Leaving out the pictures, please retype each record exactly.
BEGIN The records
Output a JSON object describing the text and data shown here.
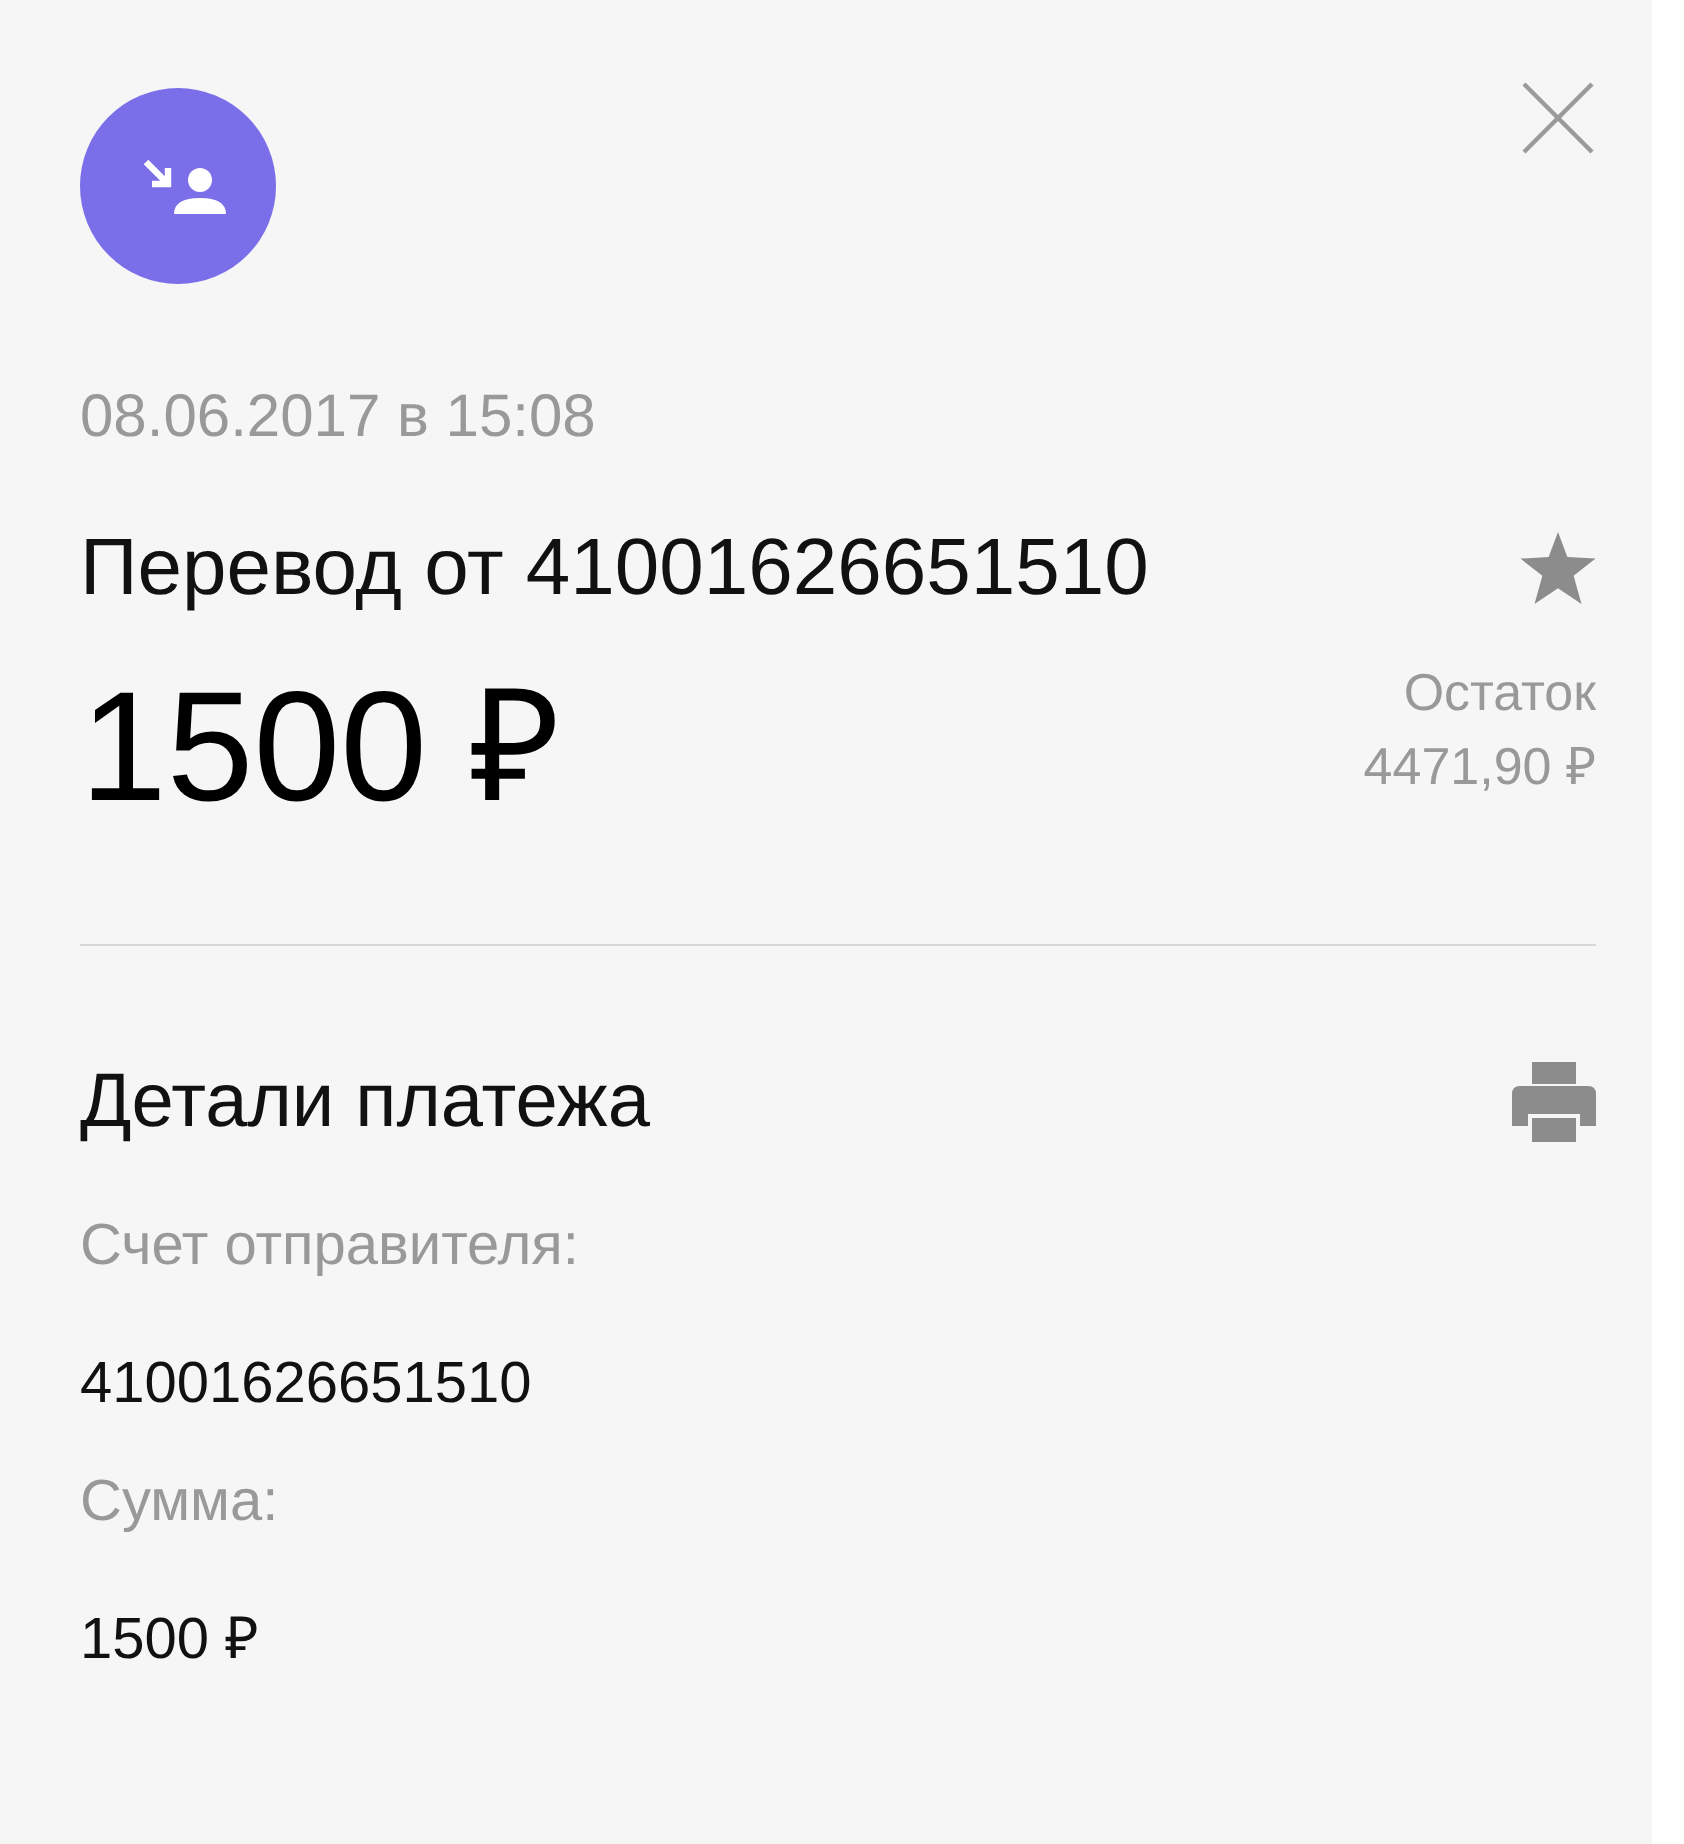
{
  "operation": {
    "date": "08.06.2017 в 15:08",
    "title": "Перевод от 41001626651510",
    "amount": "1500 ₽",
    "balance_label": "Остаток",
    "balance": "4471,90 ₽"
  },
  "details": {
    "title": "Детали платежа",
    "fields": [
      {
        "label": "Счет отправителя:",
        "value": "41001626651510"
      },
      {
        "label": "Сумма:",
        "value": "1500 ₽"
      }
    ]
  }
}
END The records
Task answer
Output a JSON object describing the text and data shown here.
{
  "operation": {
    "date": "08.06.2017 в 15:08",
    "title": "Перевод от 41001626651510",
    "amount": "1500 ₽",
    "balance_label": "Остаток",
    "balance": "4471,90 ₽"
  },
  "details": {
    "title": "Детали платежа",
    "fields": [
      {
        "label": "Счет отправителя:",
        "value": "41001626651510"
      },
      {
        "label": "Сумма:",
        "value": "1500 ₽"
      }
    ]
  }
}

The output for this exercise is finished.